#### STATED PROBLEM
Say how many lines of the material below contain the word "this", with no other words.
========
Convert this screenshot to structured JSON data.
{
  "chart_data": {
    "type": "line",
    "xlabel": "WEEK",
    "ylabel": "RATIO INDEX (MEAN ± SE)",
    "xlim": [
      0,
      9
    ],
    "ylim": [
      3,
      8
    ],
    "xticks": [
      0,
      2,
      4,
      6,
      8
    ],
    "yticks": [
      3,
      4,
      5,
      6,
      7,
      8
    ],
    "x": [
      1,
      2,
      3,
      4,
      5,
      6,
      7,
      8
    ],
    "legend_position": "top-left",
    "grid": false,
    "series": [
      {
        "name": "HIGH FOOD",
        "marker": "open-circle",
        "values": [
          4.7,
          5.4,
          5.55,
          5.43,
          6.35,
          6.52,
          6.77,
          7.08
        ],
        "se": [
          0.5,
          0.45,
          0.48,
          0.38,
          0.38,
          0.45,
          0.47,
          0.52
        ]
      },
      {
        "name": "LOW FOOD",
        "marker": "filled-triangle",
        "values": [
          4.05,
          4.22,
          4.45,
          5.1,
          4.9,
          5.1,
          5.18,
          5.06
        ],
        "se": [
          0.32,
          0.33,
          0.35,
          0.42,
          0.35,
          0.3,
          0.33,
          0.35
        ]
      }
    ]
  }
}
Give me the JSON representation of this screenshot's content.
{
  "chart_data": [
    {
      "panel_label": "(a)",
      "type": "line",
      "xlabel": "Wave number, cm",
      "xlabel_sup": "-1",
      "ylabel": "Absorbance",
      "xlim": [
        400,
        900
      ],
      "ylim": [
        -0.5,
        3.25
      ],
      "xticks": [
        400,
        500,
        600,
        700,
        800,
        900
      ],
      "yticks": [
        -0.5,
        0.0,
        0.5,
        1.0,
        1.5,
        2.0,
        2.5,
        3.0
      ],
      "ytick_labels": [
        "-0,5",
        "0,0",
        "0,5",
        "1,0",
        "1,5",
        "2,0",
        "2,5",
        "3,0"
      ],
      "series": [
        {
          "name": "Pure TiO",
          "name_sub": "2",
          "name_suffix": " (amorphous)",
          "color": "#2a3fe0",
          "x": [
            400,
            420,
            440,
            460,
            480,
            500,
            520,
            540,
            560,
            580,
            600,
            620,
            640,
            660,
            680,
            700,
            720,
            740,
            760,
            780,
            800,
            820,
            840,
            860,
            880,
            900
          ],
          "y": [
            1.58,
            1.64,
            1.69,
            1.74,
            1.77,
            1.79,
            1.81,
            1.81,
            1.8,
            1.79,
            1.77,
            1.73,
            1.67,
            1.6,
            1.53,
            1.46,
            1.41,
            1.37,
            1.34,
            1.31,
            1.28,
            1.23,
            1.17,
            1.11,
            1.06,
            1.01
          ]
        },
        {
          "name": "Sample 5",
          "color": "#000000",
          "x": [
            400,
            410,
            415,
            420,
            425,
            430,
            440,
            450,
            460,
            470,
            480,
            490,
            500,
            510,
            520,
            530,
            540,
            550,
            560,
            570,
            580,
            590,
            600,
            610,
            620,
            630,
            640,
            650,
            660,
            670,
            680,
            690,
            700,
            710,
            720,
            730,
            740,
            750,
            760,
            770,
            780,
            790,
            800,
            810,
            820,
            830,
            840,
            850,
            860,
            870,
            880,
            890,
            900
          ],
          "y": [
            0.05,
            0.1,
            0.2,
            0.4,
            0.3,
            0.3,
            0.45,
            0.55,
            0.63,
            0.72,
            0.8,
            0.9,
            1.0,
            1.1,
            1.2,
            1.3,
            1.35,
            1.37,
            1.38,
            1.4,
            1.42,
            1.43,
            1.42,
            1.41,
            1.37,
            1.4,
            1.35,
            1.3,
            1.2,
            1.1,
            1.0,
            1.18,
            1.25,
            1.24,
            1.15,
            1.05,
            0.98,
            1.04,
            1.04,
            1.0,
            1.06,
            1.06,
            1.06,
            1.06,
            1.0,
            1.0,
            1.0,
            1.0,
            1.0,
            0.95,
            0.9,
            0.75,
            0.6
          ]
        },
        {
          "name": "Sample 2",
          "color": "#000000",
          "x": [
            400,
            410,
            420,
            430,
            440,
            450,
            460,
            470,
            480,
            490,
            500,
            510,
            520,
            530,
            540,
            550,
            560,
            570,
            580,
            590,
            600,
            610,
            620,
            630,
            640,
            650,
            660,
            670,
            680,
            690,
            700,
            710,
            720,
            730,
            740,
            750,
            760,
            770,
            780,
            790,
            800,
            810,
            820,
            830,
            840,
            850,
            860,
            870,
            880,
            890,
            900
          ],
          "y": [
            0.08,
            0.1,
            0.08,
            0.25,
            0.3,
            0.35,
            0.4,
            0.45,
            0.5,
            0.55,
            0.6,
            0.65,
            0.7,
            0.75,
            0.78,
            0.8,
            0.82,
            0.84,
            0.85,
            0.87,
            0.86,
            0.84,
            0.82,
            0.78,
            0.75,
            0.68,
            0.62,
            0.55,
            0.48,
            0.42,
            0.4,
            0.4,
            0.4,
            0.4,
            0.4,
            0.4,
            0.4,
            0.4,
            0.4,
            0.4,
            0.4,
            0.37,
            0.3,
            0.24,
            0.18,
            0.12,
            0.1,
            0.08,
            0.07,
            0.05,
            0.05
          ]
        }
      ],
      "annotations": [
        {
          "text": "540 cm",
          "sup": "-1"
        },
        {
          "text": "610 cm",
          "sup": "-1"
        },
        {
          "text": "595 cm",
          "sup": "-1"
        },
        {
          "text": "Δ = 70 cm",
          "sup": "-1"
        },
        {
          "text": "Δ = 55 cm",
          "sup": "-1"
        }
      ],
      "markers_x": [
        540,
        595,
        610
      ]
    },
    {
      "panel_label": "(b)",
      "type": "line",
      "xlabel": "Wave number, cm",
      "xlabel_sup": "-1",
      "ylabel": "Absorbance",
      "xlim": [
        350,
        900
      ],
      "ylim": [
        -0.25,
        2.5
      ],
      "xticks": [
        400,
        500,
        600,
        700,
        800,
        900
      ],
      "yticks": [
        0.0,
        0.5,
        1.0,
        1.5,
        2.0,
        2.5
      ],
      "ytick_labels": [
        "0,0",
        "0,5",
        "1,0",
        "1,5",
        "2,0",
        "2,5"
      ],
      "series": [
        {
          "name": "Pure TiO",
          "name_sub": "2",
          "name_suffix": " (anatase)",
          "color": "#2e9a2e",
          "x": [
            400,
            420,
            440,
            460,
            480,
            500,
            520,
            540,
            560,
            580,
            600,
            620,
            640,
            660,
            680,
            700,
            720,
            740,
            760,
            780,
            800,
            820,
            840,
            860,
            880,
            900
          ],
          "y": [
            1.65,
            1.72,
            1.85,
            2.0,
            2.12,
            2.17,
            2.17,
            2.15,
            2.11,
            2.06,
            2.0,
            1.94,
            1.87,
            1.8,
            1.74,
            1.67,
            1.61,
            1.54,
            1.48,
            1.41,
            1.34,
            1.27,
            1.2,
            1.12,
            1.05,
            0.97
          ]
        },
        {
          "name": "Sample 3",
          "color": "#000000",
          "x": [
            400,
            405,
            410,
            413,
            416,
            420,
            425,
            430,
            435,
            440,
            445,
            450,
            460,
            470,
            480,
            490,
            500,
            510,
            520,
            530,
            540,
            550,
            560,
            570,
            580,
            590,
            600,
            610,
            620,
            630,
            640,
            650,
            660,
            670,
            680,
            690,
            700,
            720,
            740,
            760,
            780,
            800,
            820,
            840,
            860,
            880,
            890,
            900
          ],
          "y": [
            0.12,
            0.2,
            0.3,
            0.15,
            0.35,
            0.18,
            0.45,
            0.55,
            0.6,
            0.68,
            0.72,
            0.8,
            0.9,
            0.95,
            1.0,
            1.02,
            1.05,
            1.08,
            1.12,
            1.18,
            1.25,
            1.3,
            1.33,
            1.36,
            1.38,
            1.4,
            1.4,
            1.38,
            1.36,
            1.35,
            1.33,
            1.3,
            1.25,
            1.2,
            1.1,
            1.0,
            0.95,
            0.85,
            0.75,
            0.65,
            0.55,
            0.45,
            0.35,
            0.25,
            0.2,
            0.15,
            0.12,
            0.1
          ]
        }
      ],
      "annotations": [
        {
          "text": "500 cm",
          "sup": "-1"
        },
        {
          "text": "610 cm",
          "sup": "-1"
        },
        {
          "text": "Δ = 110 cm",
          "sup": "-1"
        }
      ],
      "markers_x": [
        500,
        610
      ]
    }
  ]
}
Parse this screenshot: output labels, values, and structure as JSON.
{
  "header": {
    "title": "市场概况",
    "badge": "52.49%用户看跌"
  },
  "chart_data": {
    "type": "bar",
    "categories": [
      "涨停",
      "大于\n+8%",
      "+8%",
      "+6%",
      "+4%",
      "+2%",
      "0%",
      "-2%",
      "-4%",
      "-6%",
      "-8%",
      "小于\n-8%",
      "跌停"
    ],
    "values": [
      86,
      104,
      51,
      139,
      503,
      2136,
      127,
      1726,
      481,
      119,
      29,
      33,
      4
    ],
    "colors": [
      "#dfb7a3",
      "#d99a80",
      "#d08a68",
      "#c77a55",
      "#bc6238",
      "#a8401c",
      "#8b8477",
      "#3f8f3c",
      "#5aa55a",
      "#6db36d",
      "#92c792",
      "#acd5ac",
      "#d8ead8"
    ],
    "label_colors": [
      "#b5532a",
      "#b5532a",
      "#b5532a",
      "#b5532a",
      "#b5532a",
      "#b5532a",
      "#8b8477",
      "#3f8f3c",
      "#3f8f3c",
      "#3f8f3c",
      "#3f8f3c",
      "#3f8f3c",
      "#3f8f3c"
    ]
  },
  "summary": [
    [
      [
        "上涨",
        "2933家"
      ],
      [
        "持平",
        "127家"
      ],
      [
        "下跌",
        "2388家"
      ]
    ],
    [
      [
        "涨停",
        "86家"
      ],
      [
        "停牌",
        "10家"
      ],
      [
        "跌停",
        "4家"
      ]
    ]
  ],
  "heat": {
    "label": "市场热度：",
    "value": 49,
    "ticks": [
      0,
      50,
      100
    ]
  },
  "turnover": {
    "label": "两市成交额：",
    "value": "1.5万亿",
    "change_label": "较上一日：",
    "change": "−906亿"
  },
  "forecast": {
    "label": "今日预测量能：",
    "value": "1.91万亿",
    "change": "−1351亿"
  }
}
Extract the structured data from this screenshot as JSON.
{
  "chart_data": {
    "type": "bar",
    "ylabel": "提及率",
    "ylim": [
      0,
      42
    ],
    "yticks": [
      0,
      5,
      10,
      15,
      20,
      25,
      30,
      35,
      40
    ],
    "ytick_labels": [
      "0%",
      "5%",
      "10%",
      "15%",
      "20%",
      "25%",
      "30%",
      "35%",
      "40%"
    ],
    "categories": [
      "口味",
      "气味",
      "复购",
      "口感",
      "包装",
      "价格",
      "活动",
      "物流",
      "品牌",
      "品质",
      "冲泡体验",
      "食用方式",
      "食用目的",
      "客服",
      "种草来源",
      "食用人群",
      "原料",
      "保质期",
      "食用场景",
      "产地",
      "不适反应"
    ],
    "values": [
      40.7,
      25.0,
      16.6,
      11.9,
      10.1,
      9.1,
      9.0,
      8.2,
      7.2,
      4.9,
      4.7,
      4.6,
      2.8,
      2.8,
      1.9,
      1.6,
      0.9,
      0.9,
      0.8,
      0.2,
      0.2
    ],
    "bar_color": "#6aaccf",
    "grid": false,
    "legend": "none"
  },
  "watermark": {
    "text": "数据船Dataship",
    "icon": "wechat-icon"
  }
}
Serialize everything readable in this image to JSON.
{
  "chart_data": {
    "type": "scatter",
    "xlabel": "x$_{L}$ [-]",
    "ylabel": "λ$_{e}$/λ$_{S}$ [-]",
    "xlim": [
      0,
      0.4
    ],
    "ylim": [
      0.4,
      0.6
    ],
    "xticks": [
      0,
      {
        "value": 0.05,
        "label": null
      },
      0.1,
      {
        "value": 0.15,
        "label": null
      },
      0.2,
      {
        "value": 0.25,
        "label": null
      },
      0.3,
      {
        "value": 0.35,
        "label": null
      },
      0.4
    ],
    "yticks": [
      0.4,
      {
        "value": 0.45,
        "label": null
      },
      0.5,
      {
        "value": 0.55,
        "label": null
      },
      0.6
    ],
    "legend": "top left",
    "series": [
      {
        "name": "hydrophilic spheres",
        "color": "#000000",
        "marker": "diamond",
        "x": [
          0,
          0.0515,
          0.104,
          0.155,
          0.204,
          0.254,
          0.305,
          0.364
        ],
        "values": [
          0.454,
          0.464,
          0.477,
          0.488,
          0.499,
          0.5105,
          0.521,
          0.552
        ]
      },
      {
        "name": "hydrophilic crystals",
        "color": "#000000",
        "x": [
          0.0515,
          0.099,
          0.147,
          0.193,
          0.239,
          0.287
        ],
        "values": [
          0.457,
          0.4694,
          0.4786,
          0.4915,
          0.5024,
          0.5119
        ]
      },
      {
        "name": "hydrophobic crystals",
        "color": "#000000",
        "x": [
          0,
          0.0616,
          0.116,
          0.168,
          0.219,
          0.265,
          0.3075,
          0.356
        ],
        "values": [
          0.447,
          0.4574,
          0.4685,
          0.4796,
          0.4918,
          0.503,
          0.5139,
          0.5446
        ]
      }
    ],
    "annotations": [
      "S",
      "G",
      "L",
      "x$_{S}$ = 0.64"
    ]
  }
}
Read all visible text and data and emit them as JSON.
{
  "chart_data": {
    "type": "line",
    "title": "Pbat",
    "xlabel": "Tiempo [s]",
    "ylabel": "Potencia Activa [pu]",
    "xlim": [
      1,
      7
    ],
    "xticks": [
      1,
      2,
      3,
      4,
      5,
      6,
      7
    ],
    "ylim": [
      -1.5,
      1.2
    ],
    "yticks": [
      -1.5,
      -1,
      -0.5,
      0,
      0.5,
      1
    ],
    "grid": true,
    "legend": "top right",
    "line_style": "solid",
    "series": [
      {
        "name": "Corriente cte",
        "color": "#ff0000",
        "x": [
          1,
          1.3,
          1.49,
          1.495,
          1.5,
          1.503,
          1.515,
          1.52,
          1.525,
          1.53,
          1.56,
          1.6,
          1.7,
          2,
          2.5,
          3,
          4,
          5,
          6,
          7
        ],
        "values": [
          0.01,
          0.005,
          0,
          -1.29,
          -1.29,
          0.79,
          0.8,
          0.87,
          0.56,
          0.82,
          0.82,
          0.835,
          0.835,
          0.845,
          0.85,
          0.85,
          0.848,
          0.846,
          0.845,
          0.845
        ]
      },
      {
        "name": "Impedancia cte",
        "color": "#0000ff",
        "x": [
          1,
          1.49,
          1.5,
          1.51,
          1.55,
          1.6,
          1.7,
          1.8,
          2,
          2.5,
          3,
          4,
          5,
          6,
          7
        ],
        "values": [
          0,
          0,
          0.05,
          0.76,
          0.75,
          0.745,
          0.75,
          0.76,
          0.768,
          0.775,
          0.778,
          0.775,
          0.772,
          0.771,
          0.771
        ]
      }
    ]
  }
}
========
#### EXERCISE OUTPUT
5